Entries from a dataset
◇ ◇ ◇ ◇

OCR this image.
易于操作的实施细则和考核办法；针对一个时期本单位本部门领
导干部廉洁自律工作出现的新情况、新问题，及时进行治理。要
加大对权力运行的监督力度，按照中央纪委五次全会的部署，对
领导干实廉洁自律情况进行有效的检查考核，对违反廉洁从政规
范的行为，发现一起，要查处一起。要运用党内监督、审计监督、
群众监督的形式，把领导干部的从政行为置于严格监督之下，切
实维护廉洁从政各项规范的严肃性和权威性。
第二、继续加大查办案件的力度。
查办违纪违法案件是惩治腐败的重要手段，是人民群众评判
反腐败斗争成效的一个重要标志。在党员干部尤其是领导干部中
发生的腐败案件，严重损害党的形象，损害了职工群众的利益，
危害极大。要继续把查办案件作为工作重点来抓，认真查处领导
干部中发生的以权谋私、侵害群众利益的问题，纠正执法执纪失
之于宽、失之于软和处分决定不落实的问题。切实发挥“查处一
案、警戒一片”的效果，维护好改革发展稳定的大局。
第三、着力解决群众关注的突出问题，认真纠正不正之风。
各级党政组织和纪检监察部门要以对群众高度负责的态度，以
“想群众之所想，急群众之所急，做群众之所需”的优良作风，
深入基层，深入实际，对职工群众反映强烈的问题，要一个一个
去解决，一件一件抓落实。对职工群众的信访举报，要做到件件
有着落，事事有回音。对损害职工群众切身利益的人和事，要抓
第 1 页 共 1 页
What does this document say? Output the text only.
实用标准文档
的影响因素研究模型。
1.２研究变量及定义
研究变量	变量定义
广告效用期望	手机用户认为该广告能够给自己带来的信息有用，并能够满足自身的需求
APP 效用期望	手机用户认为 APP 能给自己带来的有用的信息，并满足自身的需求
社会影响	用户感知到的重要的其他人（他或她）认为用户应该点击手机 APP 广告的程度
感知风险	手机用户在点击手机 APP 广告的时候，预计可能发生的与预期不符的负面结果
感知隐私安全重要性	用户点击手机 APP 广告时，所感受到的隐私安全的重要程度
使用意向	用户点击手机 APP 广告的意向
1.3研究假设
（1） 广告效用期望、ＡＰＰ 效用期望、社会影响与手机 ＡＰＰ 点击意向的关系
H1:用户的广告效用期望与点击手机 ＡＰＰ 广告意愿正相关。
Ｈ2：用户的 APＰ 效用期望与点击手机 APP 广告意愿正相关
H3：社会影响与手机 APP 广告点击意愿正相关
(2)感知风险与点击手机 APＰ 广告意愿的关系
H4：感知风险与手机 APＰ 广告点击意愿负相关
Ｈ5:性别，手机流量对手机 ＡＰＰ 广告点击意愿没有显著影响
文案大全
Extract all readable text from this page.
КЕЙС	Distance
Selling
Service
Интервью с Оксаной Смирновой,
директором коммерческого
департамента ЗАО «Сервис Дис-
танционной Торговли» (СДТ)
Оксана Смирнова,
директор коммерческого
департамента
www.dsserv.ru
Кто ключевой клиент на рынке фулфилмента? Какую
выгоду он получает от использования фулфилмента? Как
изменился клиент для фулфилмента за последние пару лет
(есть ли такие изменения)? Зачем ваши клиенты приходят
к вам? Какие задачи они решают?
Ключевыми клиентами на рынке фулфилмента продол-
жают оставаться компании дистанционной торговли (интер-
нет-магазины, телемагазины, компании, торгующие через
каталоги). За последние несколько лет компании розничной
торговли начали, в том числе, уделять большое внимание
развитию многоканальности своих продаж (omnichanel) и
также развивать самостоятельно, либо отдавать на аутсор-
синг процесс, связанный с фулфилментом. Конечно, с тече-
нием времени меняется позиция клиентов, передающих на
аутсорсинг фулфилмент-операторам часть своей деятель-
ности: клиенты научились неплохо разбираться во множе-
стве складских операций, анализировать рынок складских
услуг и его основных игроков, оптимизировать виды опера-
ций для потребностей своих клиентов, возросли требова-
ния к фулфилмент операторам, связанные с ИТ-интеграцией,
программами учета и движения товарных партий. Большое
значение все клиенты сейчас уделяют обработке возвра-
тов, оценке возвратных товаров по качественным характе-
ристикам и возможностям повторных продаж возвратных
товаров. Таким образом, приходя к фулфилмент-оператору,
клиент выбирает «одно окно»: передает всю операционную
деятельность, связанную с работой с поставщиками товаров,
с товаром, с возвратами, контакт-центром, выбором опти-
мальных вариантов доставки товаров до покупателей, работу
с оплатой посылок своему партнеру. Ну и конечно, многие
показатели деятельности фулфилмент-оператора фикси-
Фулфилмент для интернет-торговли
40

◇ ◇ ◇ ◇

Task details. Repeat the records above exactly, from the first line to the last.

The result.
OCR this image.
易于操作的实施细则和考核办法；针对一个时期本单位本部门领
导干部廉洁自律工作出现的新情况、新问题，及时进行治理。要
加大对权力运行的监督力度，按照中央纪委五次全会的部署，对
领导干实廉洁自律情况进行有效的检查考核，对违反廉洁从政规
范的行为，发现一起，要查处一起。要运用党内监督、审计监督、
群众监督的形式，把领导干部的从政行为置于严格监督之下，切
实维护廉洁从政各项规范的严肃性和权威性。
第二、继续加大查办案件的力度。
查办违纪违法案件是惩治腐败的重要手段，是人民群众评判
反腐败斗争成效的一个重要标志。在党员干部尤其是领导干部中
发生的腐败案件，严重损害党的形象，损害了职工群众的利益，
危害极大。要继续把查办案件作为工作重点来抓，认真查处领导
干部中发生的以权谋私、侵害群众利益的问题，纠正执法执纪失
之于宽、失之于软和处分决定不落实的问题。切实发挥“查处一
案、警戒一片”的效果，维护好改革发展稳定的大局。
第三、着力解决群众关注的突出问题，认真纠正不正之风。
各级党政组织和纪检监察部门要以对群众高度负责的态度，以
“想群众之所想，急群众之所急，做群众之所需”的优良作风，
深入基层，深入实际，对职工群众反映强烈的问题，要一个一个
去解决，一件一件抓落实。对职工群众的信访举报，要做到件件
有着落，事事有回音。对损害职工群众切身利益的人和事，要抓
第 1 页 共 1 页
What does this document say? Output the text only.
实用标准文档
的影响因素研究模型。
1.２研究变量及定义
研究变量	变量定义
广告效用期望	手机用户认为该广告能够给自己带来的信息有用，并能够满足自身的需求
APP 效用期望	手机用户认为 APP 能给自己带来的有用的信息，并满足自身的需求
社会影响	用户感知到的重要的其他人（他或她）认为用户应该点击手机 APP 广告的程度
感知风险	手机用户在点击手机 APP 广告的时候，预计可能发生的与预期不符的负面结果
感知隐私安全重要性	用户点击手机 APP 广告时，所感受到的隐私安全的重要程度
使用意向	用户点击手机 APP 广告的意向
1.3研究假设
（1） 广告效用期望、ＡＰＰ 效用期望、社会影响与手机 ＡＰＰ 点击意向的关系
H1:用户的广告效用期望与点击手机 ＡＰＰ 广告意愿正相关。
Ｈ2：用户的 APＰ 效用期望与点击手机 APP 广告意愿正相关
H3：社会影响与手机 APP 广告点击意愿正相关
(2)感知风险与点击手机 APＰ 广告意愿的关系
H4：感知风险与手机 APＰ 广告点击意愿负相关
Ｈ5:性别，手机流量对手机 ＡＰＰ 广告点击意愿没有显著影响
文案大全
Extract all readable text from this page.
КЕЙС	Distance
Selling
Service
Интервью с Оксаной Смирновой,
директором коммерческого
департамента ЗАО «Сервис Дис-
танционной Торговли» (СДТ)
Оксана Смирнова,
директор коммерческого
департамента
www.dsserv.ru
Кто ключевой клиент на рынке фулфилмента? Какую
выгоду он получает от использования фулфилмента? Как
изменился клиент для фулфилмента за последние пару лет
(есть ли такие изменения)? Зачем ваши клиенты приходят
к вам? Какие задачи они решают?
Ключевыми клиентами на рынке фулфилмента продол-
жают оставаться компании дистанционной торговли (интер-
нет-магазины, телемагазины, компании, торгующие через
каталоги). За последние несколько лет компании розничной
торговли начали, в том числе, уделять большое внимание
развитию многоканальности своих продаж (omnichanel) и
также развивать самостоятельно, либо отдавать на аутсор-
синг процесс, связанный с фулфилментом. Конечно, с тече-
нием времени меняется позиция клиентов, передающих на
аутсорсинг фулфилмент-операторам часть своей деятель-
ности: клиенты научились неплохо разбираться во множе-
стве складских операций, анализировать рынок складских
услуг и его основных игроков, оптимизировать виды опера-
ций для потребностей своих клиентов, возросли требова-
ния к фулфилмент операторам, связанные с ИТ-интеграцией,
программами учета и движения товарных партий. Большое
значение все клиенты сейчас уделяют обработке возвра-
тов, оценке возвратных товаров по качественным характе-
ристикам и возможностям повторных продаж возвратных
товаров. Таким образом, приходя к фулфилмент-оператору,
клиент выбирает «одно окно»: передает всю операционную
деятельность, связанную с работой с поставщиками товаров,
с товаром, с возвратами, контакт-центром, выбором опти-
мальных вариантов доставки товаров до покупателей, работу
с оплатой посылок своему партнеру. Ну и конечно, многие
показатели деятельности фулфилмент-оператора фикси-
Фулфилмент для интернет-торговли
40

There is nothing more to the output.